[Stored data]
## BEGIN

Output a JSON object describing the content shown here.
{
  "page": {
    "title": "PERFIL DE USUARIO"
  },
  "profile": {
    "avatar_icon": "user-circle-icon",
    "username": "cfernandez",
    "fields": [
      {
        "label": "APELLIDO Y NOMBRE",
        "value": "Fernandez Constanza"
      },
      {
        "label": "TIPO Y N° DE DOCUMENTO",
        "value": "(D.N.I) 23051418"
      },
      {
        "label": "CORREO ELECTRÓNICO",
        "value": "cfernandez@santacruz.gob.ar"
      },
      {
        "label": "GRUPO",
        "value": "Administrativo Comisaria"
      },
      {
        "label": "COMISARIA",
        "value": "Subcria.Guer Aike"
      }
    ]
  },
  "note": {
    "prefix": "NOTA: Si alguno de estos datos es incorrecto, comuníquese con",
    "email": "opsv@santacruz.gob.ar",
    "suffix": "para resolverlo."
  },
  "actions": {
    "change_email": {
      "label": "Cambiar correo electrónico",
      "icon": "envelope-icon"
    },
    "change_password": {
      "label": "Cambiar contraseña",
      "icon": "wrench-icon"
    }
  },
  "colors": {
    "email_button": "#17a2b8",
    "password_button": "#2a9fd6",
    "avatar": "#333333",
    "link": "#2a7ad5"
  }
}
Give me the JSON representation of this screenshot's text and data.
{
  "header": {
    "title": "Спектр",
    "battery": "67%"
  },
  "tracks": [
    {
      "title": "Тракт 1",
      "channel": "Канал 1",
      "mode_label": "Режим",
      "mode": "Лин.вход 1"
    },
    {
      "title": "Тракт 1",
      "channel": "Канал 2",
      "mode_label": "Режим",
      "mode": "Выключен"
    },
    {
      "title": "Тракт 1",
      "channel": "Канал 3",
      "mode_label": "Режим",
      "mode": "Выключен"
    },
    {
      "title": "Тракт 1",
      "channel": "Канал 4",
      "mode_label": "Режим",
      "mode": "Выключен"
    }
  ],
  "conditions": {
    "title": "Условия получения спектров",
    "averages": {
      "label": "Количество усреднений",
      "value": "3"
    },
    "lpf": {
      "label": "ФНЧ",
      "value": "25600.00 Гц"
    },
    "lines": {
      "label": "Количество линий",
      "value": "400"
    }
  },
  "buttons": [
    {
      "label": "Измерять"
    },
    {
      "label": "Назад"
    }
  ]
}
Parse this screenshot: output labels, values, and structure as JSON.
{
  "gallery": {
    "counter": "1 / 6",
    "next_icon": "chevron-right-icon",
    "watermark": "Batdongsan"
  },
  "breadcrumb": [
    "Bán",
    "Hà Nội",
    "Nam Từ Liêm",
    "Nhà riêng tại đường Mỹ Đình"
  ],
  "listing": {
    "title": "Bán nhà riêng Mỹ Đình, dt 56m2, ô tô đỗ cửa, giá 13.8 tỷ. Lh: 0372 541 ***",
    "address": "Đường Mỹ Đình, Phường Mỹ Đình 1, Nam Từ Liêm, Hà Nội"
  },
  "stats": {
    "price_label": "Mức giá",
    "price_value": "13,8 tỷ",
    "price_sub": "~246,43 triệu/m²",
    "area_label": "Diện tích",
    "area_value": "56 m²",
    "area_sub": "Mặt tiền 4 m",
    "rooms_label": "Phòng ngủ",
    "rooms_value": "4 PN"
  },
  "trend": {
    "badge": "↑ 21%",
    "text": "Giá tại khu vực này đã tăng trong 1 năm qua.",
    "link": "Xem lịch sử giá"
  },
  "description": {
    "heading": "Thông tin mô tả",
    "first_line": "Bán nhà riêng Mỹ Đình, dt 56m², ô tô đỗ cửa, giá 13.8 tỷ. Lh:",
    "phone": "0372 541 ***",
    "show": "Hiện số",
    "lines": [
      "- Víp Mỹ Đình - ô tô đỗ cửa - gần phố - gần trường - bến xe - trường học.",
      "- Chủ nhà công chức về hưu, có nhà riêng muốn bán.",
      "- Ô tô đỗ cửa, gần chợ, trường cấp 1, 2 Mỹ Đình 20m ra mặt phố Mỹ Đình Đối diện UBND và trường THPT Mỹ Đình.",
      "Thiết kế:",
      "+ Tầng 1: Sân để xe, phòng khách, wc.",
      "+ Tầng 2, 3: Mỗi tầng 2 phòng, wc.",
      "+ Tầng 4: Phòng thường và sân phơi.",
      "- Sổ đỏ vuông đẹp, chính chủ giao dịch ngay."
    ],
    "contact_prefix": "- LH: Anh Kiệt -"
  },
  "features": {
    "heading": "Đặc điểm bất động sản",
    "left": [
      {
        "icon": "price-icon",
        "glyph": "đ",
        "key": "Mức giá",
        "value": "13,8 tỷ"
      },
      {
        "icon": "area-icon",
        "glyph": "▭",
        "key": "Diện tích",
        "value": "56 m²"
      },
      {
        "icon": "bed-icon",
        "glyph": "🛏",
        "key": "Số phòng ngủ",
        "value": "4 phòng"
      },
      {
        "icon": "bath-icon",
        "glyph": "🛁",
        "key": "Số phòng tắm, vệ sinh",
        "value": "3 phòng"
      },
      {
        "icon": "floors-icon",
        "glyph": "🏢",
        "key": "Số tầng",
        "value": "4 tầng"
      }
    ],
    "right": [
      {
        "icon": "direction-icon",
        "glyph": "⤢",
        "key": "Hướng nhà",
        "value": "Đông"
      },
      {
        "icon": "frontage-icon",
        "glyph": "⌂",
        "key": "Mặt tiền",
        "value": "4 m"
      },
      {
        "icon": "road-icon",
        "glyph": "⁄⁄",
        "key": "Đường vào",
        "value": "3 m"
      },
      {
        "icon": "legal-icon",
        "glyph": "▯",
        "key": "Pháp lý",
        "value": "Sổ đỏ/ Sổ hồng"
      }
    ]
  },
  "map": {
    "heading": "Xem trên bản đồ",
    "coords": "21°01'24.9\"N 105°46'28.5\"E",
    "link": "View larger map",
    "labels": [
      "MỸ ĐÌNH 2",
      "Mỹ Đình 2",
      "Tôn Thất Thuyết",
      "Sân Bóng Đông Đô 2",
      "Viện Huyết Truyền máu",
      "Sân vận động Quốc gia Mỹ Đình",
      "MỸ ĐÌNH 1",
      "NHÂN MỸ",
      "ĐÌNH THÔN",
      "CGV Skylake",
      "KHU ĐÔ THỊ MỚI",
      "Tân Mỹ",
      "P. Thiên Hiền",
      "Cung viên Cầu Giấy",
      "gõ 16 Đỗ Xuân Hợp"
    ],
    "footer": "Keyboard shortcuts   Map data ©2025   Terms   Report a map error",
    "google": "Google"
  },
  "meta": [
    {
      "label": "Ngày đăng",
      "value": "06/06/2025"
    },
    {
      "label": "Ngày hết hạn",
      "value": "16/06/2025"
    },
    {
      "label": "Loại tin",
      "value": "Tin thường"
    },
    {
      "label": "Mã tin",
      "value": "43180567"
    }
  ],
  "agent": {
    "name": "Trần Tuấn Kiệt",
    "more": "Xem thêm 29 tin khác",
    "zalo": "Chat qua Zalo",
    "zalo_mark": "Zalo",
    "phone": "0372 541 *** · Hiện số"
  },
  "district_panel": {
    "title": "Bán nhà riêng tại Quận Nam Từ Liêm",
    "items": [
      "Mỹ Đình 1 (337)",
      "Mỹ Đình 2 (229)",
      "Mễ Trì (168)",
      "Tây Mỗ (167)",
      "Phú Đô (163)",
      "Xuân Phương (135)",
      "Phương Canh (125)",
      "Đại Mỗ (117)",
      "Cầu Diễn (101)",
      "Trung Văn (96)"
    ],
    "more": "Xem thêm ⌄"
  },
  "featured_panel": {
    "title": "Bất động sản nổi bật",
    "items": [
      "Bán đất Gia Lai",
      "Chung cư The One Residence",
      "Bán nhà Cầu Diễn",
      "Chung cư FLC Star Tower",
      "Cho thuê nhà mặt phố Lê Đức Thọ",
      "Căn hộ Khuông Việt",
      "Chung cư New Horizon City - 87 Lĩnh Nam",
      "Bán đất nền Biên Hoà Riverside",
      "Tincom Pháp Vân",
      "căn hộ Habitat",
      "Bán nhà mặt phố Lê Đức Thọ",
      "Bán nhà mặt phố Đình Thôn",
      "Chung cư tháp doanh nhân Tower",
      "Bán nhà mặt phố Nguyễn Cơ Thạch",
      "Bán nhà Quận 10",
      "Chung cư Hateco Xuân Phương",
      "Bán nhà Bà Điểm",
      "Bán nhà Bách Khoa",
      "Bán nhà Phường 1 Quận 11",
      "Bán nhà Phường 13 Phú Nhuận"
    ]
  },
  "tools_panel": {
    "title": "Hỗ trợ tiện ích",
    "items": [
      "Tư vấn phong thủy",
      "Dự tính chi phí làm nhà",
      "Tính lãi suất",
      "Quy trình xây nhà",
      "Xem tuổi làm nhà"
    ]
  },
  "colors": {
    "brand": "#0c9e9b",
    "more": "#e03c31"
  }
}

## END

WHAT IS EXPECTED – Collect the lines that hold "Cambiar".

EXERCISE ANSWER –
      "label": "Cambiar correo electrónico",
      "label": "Cambiar contraseña",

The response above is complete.